Designed as a single fund for life, it is risk-managed from the day an employee starts contributing to a pension through to the day he or she retires.

In the US, target date funds gained popularity after it introduced its version of auto-enrolment under the Pension Protection Act of 2006. The Department of Labor Qualified Default Investment Alternatives rules, published the following year, mentioned target date funds as eligible default funds.

In the UK, the National Employment Savings Trust (Nest) uses target date funds as its default option. So why are these funds attracting so much interest?

Tim Banks, director of DC [defined contribution] sales and client relations at investment management firm AllianceBernstein, says: “In the past five years, we have seen very high volatility in equities coming down to low volatility, but we have also seen interest rates and long-dated UK government bonds at historically low levels. The ability to be able to proactively manage the risks inherent in the funds by using a target date fund with a portfolio manager which can trade daily is increasingly important in the current investment environment.”

Flexible route to retirement

However, following the removal of the default retirement age in April 2011 and with many employers wanting to offer staff a more flexible route to retirement, it no longer seems practical to choose a set retirement date.

Laith Khalaf, pension investment manager at Hargreaves Lansdown, says: “The UK workforce has historically had a default retirement age of 65, so you could bet that a large proportion would retire at 65. But that is not the case any more. This idea of a single point of retirement is pretty much out the window.”

Most target date funds are written as a retirement window, such as 2028 to 2030, rather than one specific date. Henry Cobbe, managing director at target date fund provider BirthStar, says: “It draws a line in the sand that marks out [an employer’s] likely retirement window, which can, of course, be changed.”
= = =
## Tasks to carry out:
A) Translate this sentence from the text on target date funds into Spanish: "In the UK, the National Employment Savings Trust (Nest) uses target date funds as its default option."
B) Carry the text on target date funds forward, starting after its final sentence.
The lines that come next are not needed.

## Entries shown:
= = =
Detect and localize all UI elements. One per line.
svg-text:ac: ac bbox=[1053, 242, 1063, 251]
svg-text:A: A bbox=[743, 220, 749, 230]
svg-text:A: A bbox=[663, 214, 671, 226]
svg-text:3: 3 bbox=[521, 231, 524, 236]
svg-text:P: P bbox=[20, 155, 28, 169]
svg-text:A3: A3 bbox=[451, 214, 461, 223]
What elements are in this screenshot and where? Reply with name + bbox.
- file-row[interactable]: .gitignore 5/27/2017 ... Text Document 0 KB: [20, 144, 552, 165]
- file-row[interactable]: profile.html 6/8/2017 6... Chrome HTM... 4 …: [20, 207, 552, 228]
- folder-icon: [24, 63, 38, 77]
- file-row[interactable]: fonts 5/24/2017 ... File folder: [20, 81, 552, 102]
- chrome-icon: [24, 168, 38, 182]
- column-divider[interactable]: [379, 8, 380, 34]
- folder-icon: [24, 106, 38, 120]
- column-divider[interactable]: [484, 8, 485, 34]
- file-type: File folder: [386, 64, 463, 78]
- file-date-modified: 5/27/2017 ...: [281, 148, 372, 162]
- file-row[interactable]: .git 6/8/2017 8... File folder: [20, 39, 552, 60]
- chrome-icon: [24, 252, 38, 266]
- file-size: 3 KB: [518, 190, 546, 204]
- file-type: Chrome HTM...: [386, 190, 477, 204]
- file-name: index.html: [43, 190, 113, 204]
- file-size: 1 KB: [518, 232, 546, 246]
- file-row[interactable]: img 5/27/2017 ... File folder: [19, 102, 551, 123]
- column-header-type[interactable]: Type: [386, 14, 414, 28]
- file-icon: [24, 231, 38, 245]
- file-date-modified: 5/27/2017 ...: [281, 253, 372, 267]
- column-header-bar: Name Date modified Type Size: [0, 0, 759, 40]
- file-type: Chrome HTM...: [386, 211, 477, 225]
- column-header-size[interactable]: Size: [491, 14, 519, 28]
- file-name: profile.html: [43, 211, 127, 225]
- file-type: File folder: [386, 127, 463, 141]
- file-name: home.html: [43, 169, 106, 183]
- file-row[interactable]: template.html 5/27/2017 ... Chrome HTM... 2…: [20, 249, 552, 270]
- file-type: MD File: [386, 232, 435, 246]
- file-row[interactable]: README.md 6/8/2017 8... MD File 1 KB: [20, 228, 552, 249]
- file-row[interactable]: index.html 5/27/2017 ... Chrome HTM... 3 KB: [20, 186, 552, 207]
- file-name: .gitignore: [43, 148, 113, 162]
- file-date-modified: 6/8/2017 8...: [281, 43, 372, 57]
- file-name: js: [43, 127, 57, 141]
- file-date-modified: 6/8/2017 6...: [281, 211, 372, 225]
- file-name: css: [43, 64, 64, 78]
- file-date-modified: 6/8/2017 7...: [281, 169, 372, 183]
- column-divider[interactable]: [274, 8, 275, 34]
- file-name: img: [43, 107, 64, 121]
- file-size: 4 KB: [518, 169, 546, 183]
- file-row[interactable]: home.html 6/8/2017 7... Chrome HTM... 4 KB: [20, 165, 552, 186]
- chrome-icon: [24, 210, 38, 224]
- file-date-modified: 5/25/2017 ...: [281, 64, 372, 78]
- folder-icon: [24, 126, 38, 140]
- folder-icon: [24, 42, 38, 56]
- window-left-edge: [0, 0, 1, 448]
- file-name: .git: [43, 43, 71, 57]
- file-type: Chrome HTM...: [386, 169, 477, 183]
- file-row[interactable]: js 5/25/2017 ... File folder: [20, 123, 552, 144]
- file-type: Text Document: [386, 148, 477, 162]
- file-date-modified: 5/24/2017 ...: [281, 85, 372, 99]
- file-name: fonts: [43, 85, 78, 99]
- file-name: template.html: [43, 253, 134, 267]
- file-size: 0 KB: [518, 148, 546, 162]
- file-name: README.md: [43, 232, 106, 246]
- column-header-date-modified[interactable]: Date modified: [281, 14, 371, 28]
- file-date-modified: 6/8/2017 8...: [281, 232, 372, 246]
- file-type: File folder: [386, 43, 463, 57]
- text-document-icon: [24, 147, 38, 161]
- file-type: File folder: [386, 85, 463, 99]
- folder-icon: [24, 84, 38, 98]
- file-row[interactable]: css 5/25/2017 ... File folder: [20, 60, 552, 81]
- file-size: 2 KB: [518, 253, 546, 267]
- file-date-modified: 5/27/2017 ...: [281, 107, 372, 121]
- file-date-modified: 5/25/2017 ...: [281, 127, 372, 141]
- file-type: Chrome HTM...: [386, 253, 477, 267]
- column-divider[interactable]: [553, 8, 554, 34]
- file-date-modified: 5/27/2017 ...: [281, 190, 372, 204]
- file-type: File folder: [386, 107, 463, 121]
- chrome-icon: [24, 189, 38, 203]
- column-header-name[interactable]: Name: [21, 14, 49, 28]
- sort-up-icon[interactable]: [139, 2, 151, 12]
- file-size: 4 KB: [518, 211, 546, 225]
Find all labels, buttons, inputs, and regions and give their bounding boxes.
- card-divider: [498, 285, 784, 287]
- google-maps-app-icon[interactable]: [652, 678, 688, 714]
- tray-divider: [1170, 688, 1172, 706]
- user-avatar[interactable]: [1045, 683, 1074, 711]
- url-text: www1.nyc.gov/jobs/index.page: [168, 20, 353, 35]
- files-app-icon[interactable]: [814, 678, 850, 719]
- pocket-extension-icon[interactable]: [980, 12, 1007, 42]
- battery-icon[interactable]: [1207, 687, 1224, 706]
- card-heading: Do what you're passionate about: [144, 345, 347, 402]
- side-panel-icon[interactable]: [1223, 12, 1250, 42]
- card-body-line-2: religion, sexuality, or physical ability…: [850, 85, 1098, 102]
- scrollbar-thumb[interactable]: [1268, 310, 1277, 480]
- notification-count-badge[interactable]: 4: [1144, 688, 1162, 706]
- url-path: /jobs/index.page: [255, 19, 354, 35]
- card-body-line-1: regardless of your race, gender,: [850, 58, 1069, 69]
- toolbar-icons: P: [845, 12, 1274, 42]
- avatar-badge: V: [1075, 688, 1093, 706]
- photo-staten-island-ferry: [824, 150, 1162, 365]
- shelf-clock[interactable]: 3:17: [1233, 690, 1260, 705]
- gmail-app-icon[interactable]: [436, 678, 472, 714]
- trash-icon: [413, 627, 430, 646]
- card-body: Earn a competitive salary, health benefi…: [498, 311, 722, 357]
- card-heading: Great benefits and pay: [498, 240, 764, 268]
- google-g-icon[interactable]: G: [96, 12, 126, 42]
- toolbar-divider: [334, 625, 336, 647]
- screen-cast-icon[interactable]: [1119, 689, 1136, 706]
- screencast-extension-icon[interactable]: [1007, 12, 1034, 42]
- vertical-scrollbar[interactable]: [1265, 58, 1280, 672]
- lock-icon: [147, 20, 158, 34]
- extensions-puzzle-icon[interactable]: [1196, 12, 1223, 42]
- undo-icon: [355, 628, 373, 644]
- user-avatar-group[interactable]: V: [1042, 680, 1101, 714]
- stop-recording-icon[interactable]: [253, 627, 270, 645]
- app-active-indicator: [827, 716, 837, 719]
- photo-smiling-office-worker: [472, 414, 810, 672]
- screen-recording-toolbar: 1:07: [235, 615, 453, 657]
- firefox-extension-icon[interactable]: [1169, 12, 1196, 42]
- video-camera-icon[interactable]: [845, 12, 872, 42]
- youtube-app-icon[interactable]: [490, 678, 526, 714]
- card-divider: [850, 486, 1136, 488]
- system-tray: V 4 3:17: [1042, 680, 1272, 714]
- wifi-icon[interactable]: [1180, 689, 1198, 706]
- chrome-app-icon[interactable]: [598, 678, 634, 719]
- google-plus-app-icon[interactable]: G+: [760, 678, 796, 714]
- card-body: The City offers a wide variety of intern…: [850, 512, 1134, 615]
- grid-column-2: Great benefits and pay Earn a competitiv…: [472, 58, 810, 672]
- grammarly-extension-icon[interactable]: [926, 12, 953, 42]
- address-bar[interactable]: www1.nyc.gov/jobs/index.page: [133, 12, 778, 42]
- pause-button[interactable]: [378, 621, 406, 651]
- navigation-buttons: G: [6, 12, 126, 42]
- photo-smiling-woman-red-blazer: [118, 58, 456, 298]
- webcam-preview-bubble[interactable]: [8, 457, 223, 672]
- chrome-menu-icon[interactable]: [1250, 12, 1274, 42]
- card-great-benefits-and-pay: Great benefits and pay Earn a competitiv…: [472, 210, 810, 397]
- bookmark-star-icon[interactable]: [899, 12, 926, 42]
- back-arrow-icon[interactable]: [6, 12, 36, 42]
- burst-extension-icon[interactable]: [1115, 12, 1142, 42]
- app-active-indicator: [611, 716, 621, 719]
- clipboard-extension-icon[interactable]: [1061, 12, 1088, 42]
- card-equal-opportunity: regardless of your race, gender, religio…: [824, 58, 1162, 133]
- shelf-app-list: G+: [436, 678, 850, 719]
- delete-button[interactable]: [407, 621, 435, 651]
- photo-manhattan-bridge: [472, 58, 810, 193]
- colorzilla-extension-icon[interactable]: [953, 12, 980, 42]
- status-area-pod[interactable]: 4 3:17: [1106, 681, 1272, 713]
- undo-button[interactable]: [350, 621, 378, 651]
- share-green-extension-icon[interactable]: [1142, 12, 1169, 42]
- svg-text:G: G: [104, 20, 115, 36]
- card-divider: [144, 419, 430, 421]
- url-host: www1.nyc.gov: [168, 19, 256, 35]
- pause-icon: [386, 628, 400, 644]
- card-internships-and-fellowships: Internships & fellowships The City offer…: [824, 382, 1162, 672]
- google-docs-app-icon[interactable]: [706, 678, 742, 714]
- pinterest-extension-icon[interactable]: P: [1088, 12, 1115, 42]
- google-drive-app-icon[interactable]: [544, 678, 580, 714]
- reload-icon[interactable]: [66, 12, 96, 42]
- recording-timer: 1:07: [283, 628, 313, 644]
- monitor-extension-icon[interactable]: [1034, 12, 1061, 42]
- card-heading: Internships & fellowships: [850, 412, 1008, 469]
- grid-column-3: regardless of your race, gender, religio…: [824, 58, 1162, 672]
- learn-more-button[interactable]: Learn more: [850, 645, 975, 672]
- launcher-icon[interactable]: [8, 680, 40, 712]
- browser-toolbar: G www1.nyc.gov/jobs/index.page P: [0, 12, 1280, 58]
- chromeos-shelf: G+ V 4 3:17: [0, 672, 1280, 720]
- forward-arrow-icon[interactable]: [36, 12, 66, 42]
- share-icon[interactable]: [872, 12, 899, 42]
= = =
## Exercise results:
A) En el Reino Unido, el National Employment Savings Trust (Nest) utiliza fondos con fecha objetivo como su opción predeterminada.

B)
Target date funds can also have mechanisms that increase the complexity of the investment instruments that are used without exposing members to this complexity.

Manage risks better

Banks adds: “There may be many things going on ‘under the bonnet’ [of the fund] to help members get a better outcome or to manage risk better. However, members don’t have to engage with that investment sophistication if they don’t want to.”

Target date funds gradually de-risk over time, reaching their most conservative point at the target date itself, so the de-risking process is embedded in fund level and asset location decisions, rather than traditional lifestyling.

Cobbe adds: “Dynamically managed target date funds can take into account market conditions and introduce more governance and oversight into how people’s money is invested.”

As with any default fund, the key risks that individuals will face are considered, including downsides in the performance of capital markets, ongoing volatility and inflation.

Will Allport, vice-president of DC at investment firm Pimco, says: “The funds create a mechanism through which [members] can imbed the kind of protections they need against volatility, downside risk and inflation. [Any strategy] must be robust to a range of retirement dates.”